Copy every line of the records below where the word "value" occurs.

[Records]
※

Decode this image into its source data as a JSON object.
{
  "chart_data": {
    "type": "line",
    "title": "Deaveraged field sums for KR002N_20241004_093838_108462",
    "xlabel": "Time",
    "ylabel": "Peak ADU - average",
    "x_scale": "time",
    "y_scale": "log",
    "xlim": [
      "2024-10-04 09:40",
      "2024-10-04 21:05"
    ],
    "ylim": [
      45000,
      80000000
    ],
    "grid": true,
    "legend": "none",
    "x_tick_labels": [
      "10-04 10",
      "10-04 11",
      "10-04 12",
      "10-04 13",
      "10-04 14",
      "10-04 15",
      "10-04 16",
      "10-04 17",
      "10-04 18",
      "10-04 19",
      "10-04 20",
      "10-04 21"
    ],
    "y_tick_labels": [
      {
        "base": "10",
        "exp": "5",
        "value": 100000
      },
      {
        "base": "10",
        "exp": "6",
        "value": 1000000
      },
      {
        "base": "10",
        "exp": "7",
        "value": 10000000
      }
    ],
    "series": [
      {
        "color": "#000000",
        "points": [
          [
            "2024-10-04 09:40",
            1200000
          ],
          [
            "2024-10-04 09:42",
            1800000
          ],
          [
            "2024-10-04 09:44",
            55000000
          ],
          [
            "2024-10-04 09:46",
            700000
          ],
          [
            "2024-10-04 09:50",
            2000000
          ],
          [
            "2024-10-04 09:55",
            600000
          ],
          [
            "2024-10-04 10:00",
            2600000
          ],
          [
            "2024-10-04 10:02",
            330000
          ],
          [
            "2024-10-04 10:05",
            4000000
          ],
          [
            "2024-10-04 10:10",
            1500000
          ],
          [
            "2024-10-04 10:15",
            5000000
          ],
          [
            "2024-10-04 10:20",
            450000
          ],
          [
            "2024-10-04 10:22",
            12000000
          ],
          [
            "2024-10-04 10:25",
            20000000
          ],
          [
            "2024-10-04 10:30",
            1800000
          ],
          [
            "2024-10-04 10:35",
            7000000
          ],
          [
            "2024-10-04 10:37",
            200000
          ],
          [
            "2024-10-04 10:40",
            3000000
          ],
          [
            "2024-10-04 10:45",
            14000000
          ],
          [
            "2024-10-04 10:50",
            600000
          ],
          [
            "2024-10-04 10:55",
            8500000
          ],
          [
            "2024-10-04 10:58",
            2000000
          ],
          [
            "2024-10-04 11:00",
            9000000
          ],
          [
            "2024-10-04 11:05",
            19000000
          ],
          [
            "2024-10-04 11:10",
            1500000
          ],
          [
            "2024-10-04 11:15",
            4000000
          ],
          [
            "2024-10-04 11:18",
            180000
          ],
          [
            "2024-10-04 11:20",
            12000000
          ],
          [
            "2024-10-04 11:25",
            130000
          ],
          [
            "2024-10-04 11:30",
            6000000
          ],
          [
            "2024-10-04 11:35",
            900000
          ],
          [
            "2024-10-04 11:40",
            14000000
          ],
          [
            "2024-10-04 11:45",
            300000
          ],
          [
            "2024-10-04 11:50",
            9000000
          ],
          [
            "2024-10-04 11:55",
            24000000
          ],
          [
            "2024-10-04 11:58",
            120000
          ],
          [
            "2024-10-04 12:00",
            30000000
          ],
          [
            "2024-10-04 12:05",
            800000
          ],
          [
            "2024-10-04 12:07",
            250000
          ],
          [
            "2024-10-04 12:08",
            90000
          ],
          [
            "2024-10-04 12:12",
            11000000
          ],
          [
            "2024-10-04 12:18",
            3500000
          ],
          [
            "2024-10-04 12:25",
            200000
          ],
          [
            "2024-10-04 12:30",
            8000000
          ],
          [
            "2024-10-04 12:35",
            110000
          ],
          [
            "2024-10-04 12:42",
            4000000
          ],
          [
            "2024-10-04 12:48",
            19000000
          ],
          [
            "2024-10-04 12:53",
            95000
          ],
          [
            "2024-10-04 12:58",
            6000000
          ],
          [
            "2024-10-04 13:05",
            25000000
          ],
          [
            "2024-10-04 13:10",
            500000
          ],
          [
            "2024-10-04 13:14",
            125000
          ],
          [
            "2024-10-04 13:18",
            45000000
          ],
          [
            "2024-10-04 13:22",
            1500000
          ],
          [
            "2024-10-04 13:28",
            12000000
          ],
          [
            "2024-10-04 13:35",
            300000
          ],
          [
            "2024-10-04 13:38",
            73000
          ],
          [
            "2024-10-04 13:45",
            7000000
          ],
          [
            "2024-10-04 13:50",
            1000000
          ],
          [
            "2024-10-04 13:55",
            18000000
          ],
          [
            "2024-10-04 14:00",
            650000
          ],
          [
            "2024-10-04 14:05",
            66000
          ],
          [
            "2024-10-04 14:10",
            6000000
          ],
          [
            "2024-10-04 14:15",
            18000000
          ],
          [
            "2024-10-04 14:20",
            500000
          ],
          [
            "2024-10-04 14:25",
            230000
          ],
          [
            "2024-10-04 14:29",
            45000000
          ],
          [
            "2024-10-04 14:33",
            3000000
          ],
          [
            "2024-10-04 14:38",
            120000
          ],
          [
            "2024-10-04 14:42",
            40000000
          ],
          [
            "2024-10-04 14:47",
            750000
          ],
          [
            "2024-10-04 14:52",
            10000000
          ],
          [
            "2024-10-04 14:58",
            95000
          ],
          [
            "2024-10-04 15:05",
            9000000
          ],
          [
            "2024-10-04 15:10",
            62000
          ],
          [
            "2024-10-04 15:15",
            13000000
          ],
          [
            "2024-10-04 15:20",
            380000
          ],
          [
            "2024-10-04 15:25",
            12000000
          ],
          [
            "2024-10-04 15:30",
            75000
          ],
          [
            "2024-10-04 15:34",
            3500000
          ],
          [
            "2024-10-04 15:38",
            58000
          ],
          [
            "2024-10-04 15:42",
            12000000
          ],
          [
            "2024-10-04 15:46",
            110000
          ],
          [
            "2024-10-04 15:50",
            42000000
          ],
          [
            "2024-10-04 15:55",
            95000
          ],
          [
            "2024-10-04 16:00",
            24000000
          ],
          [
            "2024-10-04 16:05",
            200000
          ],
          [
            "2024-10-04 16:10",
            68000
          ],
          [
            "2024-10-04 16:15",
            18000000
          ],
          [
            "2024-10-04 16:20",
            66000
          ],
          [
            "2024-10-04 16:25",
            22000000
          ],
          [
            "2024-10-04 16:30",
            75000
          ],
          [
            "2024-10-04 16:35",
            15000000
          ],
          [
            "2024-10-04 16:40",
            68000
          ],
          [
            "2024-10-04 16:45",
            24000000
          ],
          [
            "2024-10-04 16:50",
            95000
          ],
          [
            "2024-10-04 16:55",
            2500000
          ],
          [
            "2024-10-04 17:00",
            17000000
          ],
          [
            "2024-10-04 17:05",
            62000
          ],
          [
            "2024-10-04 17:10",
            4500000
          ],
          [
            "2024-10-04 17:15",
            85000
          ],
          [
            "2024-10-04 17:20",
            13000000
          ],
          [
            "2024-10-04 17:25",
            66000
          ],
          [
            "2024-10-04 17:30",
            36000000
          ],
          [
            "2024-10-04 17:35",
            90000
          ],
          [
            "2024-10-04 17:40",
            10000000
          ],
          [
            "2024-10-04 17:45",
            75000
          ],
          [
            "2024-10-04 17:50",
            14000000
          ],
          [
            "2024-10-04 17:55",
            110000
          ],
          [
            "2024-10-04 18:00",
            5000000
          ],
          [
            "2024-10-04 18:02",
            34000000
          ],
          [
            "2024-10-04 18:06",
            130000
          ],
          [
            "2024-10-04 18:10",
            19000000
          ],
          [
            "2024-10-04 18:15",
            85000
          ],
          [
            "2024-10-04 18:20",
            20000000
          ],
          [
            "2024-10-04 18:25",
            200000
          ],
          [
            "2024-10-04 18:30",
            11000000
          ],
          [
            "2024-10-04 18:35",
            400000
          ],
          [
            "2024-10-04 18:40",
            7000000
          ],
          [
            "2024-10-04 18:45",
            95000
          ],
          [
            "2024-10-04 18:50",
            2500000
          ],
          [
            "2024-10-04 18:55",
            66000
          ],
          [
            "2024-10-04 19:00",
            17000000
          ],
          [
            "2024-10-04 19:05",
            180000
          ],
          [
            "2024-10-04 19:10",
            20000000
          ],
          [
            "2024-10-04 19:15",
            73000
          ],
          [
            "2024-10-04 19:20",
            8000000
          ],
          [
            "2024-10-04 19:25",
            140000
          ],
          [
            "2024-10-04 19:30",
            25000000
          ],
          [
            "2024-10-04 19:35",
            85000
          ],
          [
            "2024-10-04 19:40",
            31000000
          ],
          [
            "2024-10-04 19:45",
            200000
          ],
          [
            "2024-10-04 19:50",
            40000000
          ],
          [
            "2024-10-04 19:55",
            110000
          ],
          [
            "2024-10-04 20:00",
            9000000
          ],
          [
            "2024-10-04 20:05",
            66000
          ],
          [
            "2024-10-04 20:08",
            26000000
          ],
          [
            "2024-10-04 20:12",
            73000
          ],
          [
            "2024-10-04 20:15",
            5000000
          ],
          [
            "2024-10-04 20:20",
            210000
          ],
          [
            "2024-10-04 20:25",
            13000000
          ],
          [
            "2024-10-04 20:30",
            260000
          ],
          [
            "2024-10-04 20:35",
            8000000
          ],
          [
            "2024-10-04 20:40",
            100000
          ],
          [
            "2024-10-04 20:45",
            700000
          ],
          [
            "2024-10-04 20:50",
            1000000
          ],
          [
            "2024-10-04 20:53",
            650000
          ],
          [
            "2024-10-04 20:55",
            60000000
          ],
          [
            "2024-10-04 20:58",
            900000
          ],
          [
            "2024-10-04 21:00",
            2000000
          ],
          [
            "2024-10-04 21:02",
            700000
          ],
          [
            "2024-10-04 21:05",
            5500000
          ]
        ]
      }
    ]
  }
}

※

# [Output below]
        "value": 100000
        "value": 1000000
        "value": 10000000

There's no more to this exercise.